Recorded data:
>> Begin

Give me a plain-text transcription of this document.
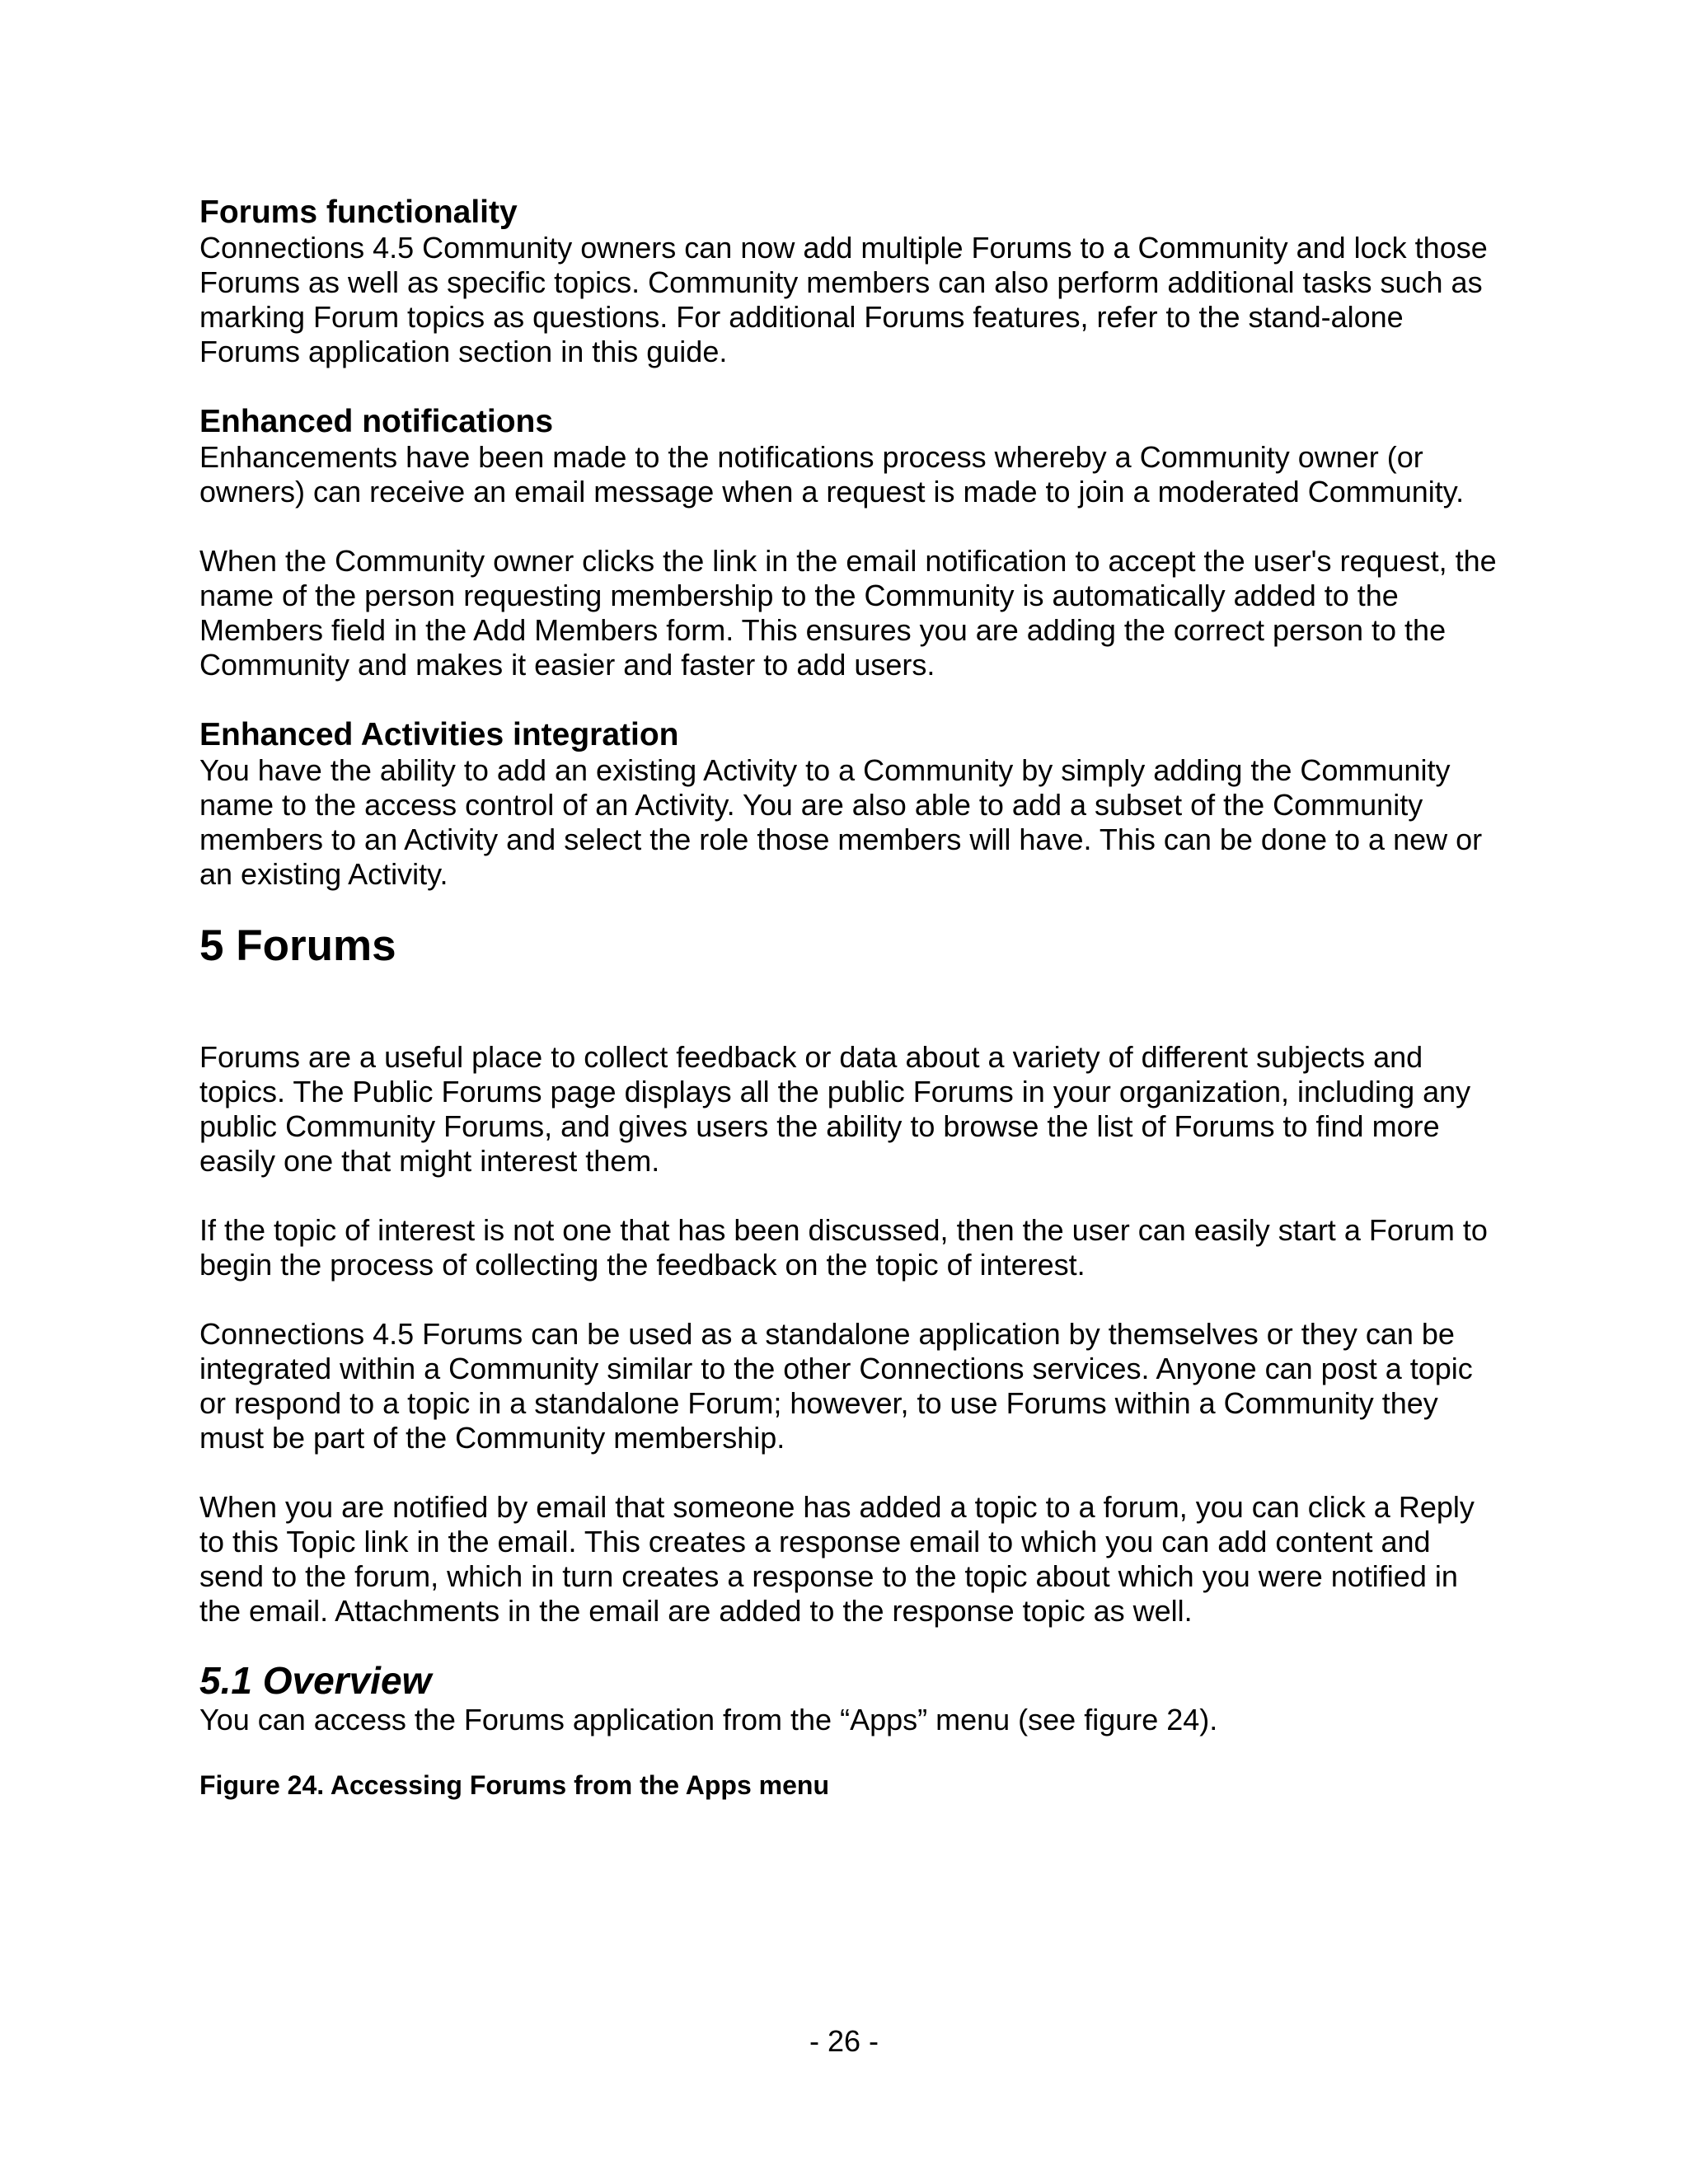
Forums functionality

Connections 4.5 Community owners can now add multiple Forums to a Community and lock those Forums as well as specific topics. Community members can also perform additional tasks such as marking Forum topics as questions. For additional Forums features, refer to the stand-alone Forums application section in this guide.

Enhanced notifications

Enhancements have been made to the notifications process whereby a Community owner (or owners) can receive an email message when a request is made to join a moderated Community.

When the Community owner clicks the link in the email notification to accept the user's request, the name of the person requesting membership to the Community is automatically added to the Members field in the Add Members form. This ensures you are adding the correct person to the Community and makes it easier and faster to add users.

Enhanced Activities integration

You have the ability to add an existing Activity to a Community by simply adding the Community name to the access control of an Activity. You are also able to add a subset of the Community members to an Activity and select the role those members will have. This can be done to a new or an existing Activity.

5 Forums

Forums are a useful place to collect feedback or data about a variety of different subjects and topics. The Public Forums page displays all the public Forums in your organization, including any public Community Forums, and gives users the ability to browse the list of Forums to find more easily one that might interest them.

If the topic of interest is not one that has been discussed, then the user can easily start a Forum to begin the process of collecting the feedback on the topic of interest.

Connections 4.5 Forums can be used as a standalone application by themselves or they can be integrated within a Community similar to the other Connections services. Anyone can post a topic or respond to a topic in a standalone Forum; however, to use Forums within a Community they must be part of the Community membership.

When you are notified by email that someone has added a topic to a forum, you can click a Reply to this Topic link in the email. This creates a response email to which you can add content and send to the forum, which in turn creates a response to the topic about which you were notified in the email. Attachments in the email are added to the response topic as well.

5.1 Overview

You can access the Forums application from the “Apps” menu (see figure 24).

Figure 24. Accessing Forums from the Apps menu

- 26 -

>> End
>> Begin

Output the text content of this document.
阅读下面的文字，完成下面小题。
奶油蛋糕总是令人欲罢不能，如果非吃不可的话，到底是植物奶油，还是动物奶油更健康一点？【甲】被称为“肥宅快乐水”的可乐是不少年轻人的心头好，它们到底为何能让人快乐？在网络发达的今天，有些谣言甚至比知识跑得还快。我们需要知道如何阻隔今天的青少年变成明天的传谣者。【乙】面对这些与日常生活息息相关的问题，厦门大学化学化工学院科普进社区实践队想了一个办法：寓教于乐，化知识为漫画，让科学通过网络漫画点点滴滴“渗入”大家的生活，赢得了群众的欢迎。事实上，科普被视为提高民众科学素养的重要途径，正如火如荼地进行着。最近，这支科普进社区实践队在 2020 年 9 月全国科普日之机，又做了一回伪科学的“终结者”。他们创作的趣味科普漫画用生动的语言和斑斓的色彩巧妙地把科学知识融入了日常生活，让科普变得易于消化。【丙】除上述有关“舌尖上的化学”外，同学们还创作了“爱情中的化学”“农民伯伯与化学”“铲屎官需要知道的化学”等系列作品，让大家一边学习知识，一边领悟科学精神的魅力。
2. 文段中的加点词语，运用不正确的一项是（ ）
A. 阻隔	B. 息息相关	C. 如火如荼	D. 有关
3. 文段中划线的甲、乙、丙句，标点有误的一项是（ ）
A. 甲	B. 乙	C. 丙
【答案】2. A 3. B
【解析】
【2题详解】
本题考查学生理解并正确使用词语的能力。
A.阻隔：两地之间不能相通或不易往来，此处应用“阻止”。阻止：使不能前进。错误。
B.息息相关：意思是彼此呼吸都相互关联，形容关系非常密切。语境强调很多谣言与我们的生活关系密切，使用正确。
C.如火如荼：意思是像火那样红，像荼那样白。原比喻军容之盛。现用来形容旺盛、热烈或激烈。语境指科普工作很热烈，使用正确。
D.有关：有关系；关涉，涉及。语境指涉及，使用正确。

>> End

*Brief*. Give the count of lines in the data shown above that contain "been", and nothing else.

*Answer*. 2